** START **

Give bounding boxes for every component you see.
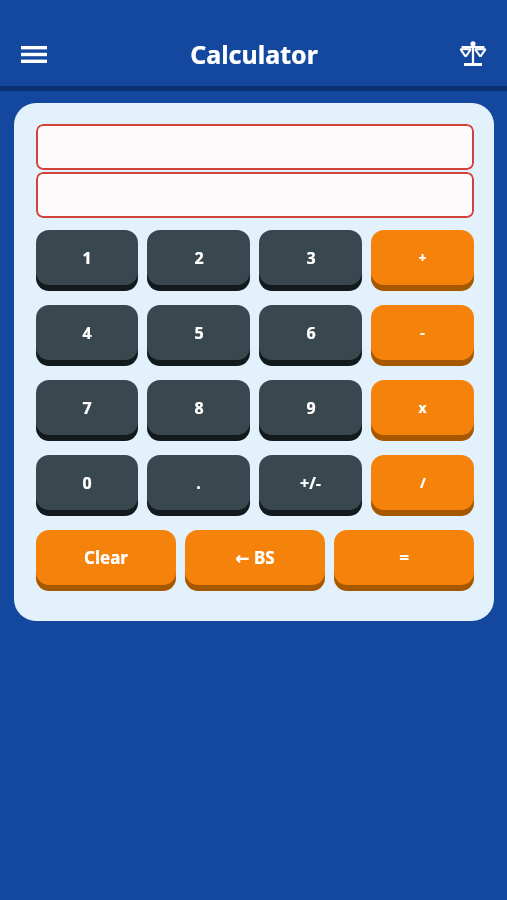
button[interactable]: 6 [259, 305, 362, 360]
staticText: 1 [82, 247, 92, 269]
staticText: / [420, 473, 426, 492]
button[interactable]: 1 [36, 230, 138, 285]
staticText: - [420, 323, 425, 342]
button[interactable] [36, 124, 474, 170]
staticText: 8 [194, 397, 204, 419]
staticText: ← BS [235, 546, 275, 569]
button[interactable]: = [334, 530, 474, 585]
staticText: 6 [306, 322, 316, 344]
button[interactable]: Unit converter [451, 32, 495, 76]
button[interactable]: 7 [36, 380, 138, 435]
staticText: 0 [82, 472, 92, 494]
staticText: 4 [82, 322, 92, 344]
staticText: Calculator [190, 37, 318, 71]
button[interactable]: 8 [147, 380, 250, 435]
button[interactable]: ← BS [185, 530, 325, 585]
button[interactable]: 9 [259, 380, 362, 435]
staticText: 3 [306, 247, 316, 269]
staticText: 2 [194, 247, 204, 269]
button[interactable]: +/- [259, 455, 362, 510]
button[interactable]: - [371, 305, 474, 360]
button[interactable]: 4 [36, 305, 138, 360]
staticText: = [399, 546, 409, 569]
button[interactable]: x [371, 380, 474, 435]
button[interactable]: / [371, 455, 474, 510]
button[interactable]: 3 [259, 230, 362, 285]
button[interactable] [36, 172, 474, 218]
staticText: 5 [194, 322, 204, 344]
button[interactable]: . [147, 455, 250, 510]
staticText: +/- [300, 472, 321, 494]
staticText: Clear [84, 546, 128, 569]
staticText: . [196, 472, 201, 494]
staticText: 7 [82, 397, 92, 419]
staticText: + [418, 248, 427, 267]
button[interactable]: + [371, 230, 474, 285]
staticText: x [418, 398, 427, 417]
staticText: 9 [306, 397, 316, 419]
button[interactable]: 0 [36, 455, 138, 510]
button[interactable]: 5 [147, 305, 250, 360]
button[interactable]: 2 [147, 230, 250, 285]
button[interactable]: Clear [36, 530, 176, 585]
button[interactable]: Menu [12, 32, 56, 76]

** END **

What you will do> Reproduce the listing above with every "Clear" switched to "Reset" and everything else unchanged. Omit the picture from your answer.

Final answer>
Give bounding boxes for every component you see.
button[interactable]: 6 [259, 305, 362, 360]
staticText: 1 [82, 247, 92, 269]
staticText: / [420, 473, 426, 492]
button[interactable]: 1 [36, 230, 138, 285]
staticText: - [420, 323, 425, 342]
button[interactable] [36, 124, 474, 170]
staticText: 8 [194, 397, 204, 419]
staticText: ← BS [235, 546, 275, 569]
button[interactable]: = [334, 530, 474, 585]
staticText: 6 [306, 322, 316, 344]
button[interactable]: Unit converter [451, 32, 495, 76]
button[interactable]: 7 [36, 380, 138, 435]
staticText: 0 [82, 472, 92, 494]
staticText: 4 [82, 322, 92, 344]
staticText: Calculator [190, 37, 318, 71]
button[interactable]: 8 [147, 380, 250, 435]
button[interactable]: ← BS [185, 530, 325, 585]
button[interactable]: 9 [259, 380, 362, 435]
staticText: 3 [306, 247, 316, 269]
staticText: 2 [194, 247, 204, 269]
button[interactable]: +/- [259, 455, 362, 510]
button[interactable]: - [371, 305, 474, 360]
button[interactable]: 4 [36, 305, 138, 360]
staticText: = [399, 546, 409, 569]
button[interactable]: x [371, 380, 474, 435]
button[interactable]: / [371, 455, 474, 510]
button[interactable]: 3 [259, 230, 362, 285]
button[interactable] [36, 172, 474, 218]
staticText: 5 [194, 322, 204, 344]
button[interactable]: . [147, 455, 250, 510]
staticText: +/- [300, 472, 321, 494]
staticText: Reset [84, 546, 128, 569]
staticText: . [196, 472, 201, 494]
staticText: 7 [82, 397, 92, 419]
staticText: + [418, 248, 427, 267]
button[interactable]: + [371, 230, 474, 285]
staticText: x [418, 398, 427, 417]
staticText: 9 [306, 397, 316, 419]
button[interactable]: 0 [36, 455, 138, 510]
button[interactable]: 5 [147, 305, 250, 360]
button[interactable]: 2 [147, 230, 250, 285]
button[interactable]: Reset [36, 530, 176, 585]
button[interactable]: Menu [12, 32, 56, 76]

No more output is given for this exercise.